◆ **WRITTEN REQUEST**: Consider the data that follows and state how many lines contain the string "работников", using the number alone.

==================================================

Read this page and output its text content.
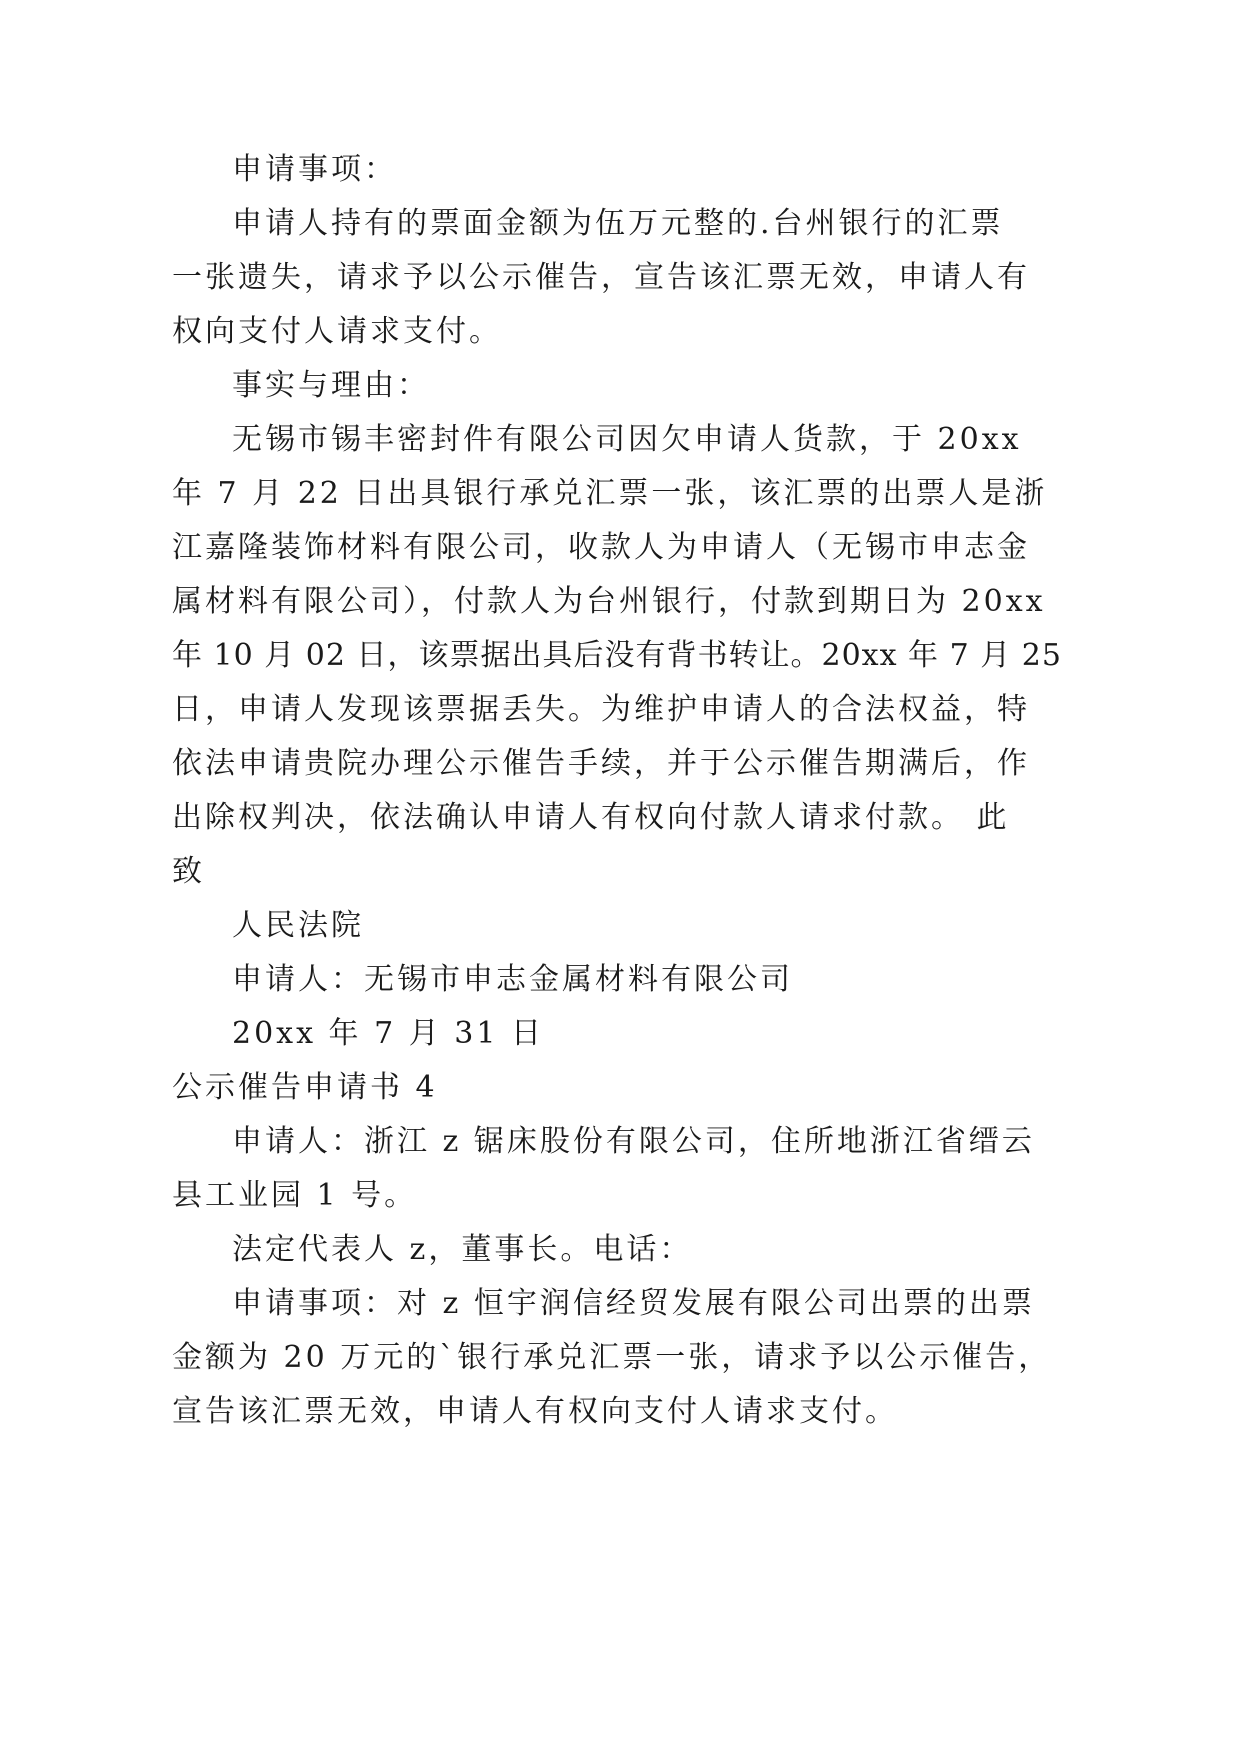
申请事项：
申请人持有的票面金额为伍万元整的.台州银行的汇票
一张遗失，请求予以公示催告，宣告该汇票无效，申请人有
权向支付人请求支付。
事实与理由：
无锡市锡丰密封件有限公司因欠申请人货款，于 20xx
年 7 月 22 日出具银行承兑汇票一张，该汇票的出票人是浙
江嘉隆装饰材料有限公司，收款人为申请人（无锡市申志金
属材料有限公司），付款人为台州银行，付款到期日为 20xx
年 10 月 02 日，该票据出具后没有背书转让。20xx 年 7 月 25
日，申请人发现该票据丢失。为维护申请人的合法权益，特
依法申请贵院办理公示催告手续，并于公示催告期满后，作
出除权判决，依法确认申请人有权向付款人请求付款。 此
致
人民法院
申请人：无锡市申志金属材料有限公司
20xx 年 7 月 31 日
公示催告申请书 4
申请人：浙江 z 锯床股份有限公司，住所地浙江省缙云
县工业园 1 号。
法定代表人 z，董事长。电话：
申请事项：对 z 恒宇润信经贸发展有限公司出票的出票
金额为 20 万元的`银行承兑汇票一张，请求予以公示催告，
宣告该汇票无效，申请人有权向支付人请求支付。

==================================================

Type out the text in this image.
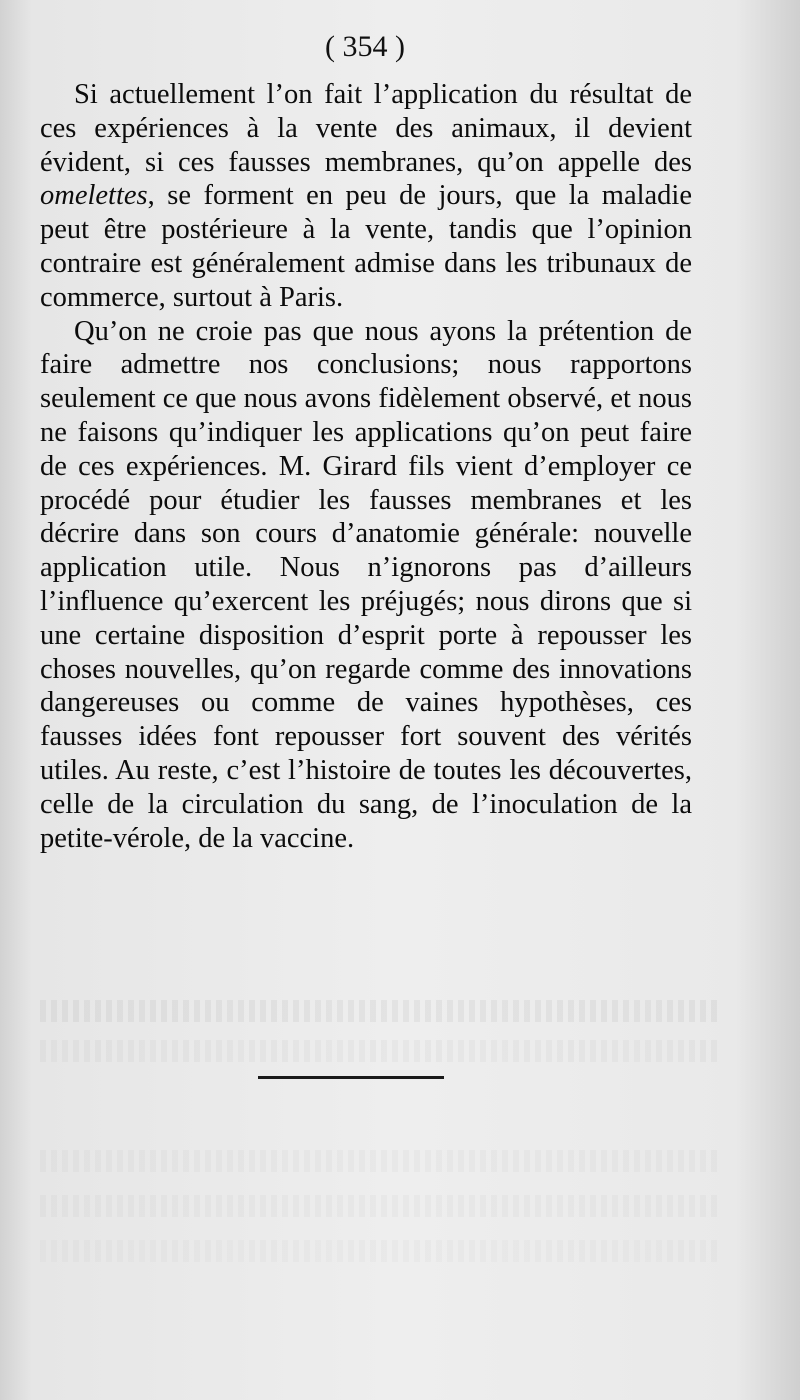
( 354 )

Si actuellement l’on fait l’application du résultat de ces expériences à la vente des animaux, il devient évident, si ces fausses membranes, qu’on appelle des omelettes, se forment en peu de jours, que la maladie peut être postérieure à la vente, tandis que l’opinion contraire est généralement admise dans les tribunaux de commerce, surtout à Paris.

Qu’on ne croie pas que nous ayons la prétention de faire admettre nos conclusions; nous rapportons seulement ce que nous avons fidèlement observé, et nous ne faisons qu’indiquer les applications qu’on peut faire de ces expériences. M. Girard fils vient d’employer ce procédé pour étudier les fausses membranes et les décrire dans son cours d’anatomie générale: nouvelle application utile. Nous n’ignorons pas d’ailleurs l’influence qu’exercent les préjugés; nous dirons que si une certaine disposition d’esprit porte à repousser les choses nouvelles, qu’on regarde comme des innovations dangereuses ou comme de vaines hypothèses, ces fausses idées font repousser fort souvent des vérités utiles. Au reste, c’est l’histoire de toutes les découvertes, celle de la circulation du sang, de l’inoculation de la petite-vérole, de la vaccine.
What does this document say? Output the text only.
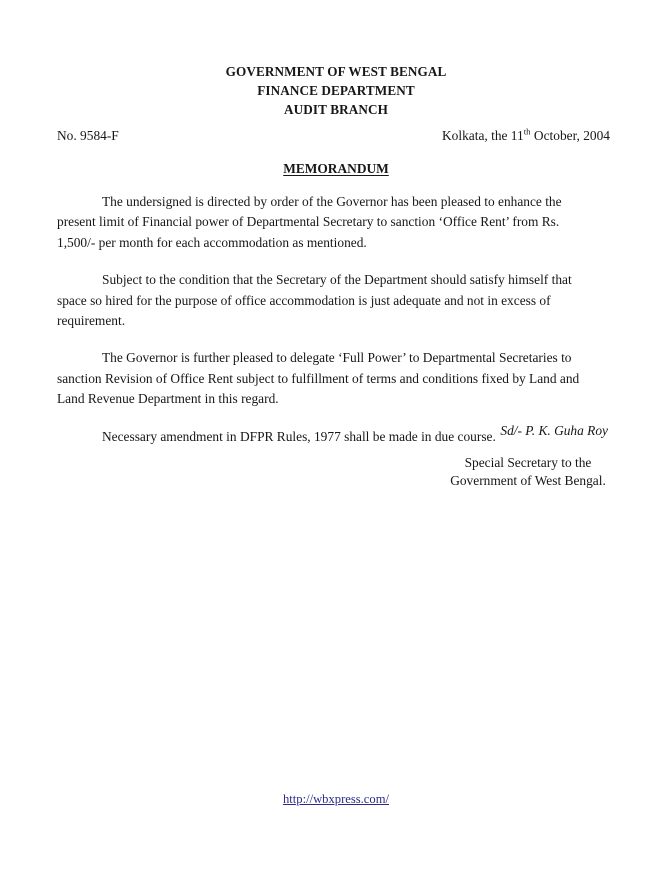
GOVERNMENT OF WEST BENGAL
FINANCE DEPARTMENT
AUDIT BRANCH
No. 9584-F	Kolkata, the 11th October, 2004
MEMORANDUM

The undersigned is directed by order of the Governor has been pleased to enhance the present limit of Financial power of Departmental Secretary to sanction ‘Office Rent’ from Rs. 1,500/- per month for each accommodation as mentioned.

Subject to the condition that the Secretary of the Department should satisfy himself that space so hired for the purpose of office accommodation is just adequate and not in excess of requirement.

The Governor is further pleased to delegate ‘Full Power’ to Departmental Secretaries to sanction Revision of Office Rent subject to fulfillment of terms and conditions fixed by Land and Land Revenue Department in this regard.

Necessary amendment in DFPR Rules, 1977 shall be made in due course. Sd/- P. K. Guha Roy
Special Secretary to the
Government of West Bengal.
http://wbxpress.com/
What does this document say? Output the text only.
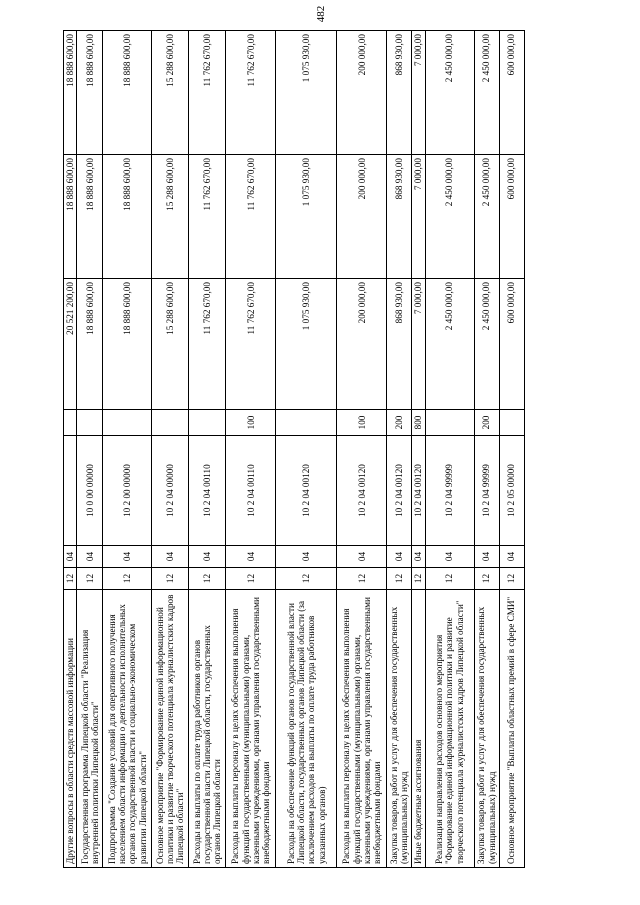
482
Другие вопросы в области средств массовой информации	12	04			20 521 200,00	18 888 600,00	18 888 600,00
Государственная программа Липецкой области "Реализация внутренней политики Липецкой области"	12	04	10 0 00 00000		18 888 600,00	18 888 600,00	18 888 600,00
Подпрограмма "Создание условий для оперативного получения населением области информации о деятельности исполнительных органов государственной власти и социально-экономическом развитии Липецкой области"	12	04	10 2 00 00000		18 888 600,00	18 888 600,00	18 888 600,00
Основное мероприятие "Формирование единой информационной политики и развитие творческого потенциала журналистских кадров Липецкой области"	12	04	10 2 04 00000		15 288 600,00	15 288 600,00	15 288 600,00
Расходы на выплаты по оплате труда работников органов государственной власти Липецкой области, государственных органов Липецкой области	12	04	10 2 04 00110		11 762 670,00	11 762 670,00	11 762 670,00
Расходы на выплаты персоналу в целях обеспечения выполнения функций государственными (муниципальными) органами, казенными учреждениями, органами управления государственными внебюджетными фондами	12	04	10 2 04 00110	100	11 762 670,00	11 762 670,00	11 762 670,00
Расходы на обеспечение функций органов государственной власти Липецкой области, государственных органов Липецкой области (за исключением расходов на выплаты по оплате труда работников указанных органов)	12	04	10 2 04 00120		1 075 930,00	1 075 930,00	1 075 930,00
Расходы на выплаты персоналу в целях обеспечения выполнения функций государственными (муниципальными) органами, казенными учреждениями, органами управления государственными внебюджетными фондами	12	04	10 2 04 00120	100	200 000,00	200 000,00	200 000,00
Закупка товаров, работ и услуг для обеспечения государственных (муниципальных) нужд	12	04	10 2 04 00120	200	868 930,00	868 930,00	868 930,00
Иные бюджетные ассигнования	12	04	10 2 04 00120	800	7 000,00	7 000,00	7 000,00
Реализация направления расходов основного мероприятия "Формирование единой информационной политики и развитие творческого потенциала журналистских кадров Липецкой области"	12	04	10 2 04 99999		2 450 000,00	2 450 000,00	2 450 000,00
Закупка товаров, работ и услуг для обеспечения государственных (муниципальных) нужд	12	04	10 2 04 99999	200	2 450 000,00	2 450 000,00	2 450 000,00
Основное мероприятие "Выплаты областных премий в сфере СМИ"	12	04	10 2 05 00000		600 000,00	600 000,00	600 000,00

==================================================

◆ **RESPONSE BELOW**: 2